• [THE PROBLEM] Write out the listing exactly as it is given.

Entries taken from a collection
=-=-=

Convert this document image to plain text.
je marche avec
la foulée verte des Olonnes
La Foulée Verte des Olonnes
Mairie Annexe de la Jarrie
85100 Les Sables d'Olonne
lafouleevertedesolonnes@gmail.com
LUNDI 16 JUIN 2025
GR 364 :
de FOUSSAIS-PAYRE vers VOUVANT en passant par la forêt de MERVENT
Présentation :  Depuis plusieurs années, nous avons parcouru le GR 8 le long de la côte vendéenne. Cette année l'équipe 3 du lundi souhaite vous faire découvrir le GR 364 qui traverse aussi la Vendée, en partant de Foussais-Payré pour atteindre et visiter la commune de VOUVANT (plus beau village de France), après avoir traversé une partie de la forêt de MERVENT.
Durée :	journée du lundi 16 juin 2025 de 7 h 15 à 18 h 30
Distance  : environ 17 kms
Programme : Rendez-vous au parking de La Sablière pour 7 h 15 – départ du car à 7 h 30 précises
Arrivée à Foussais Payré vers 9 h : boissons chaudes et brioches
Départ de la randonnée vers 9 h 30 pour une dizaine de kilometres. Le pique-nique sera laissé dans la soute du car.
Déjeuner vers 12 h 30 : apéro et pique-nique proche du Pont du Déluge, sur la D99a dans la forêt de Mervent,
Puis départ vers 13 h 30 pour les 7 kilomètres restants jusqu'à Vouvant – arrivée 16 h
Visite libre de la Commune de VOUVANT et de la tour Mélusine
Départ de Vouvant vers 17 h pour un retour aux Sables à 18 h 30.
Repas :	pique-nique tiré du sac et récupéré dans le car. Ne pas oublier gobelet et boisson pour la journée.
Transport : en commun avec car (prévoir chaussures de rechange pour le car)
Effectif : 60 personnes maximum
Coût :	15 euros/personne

=-=-=

• [EXERCISE OUTPUT]
Convert this document image to plain text.
je marche avec
la foulée verte des Olonnes
La Foulée Verte des Olonnes
Mairie Annexe de la Jarrie
85100 Les Sables d'Olonne
lafouleevertedesolonnes@gmail.com
LUNDI 16 JUIN 2025
GR 364 :
de FOUSSAIS-PAYRE vers VOUVANT en passant par la forêt de MERVENT
Présentation :  Depuis plusieurs années, nous avons parcouru le GR 8 le long de la côte vendéenne. Cette année l'équipe 3 du lundi souhaite vous faire découvrir le GR 364 qui traverse aussi la Vendée, en partant de Foussais-Payré pour atteindre et visiter la commune de VOUVANT (plus beau village de France), après avoir traversé une partie de la forêt de MERVENT.
Durée :	journée du lundi 16 juin 2025 de 7 h 15 à 18 h 30
Distance  : environ 17 kms
Programme : Rendez-vous au parking de La Sablière pour 7 h 15 – départ du car à 7 h 30 précises
Arrivée à Foussais Payré vers 9 h : boissons chaudes et brioches
Départ de la randonnée vers 9 h 30 pour une dizaine de kilometres. Le pique-nique sera laissé dans la soute du car.
Déjeuner vers 12 h 30 : apéro et pique-nique proche du Pont du Déluge, sur la D99a dans la forêt de Mervent,
Puis départ vers 13 h 30 pour les 7 kilomètres restants jusqu'à Vouvant – arrivée 16 h
Visite libre de la Commune de VOUVANT et de la tour Mélusine
Départ de Vouvant vers 17 h pour un retour aux Sables à 18 h 30.
Repas :	pique-nique tiré du sac et récupéré dans le car. Ne pas oublier gobelet et boisson pour la journée.
Transport : en commun avec car (prévoir chaussures de rechange pour le car)
Effectif : 60 personnes maximum
Coût :	15 euros/personne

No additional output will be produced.